Teks yang Ditampilkan ::
1 Maret 2015, Catatan dari Monumen Jogja Kembali

Pak Gunadi Pemandu wisata di Monumen Jogja Kembali mengenakan baju perjuangan dan janur kuning
Namun, tak banyak pengunjung yang datang untuk belajar sejarah. Selain kondisi di beberapa sudut museum panas, keengganan pengunjung untuk masuk ke museum karena jarak antara pintu masuk dan museum jauh. 
Di empat ruangan museum menyajikan kurang lebih seribu koleksi sejarah Satu Maret, perjuangan sebelum kemerdekaan hingga Kota Yogyakarta menjadi Ibukota Indonesia. Seragam Panglima Besar Jenderal Sudirman juga masih tersimpan rapi di sana.

Siswa SMP 2 Wilangan Nganjuk Jatim
Ada juga ruang Sidang Utama terletak di sebelah ruang musem I berbentuk lingkaran berdiameter sekitar 25 meter. Ruangan ini berfungsi sebagai ruang serba guna yang oleh pengelola sengaja disewakan untuk pesta pernikahan atau seminar.
Ada yang unik dalam peringatan SU 1 Maret kali ini, para petugas di Monjali mengenakan seragam layaknya para pejuang di zaman perjuangan. Bahkan semuanya lengkap dengan janur kuning yang melingkar di leher.

Data yang Terkumpul ::
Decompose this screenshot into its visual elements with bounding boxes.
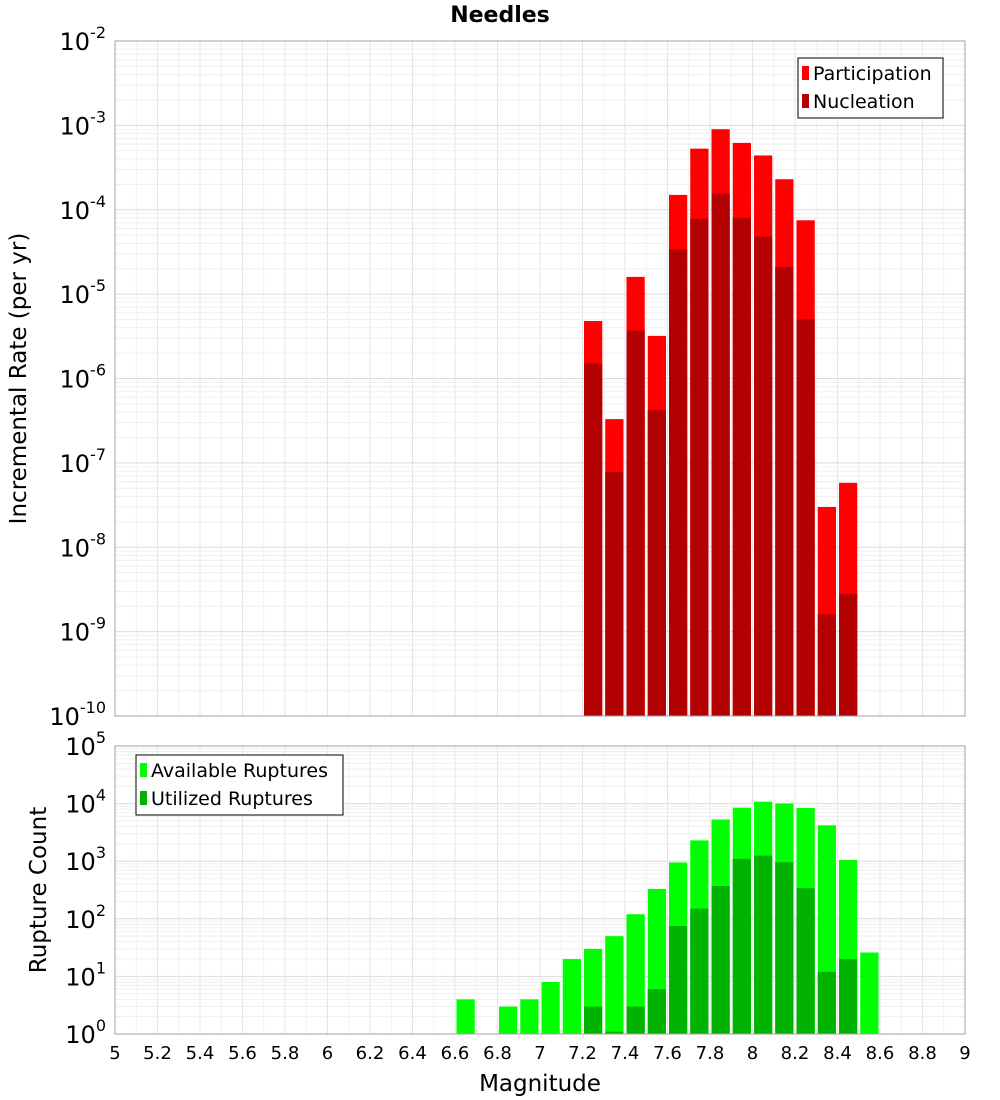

Tugas yang Diperlukan ::
1. Menurut catatan tentang Monumen Jogja Kembali, berapa kira-kira diameter ruang Sidang Utama?
2. Tolong sebutkan semua jumlah atau ukuran yang dinyatakan dalam catatan tentang Monumen Jogja Kembali, beserta hal yang dihitung atau diukurnya.
Materi ini berasal dari sumber yang berbeda.

Jawaban Tiap Tugas ::
1. Sekitar 25 meter.

2.
- Empat: jumlah ruangan museum
- Kurang lebih seribu: jumlah koleksi sejarah
- Sekitar 25 meter: diameter ruang Sidang Utama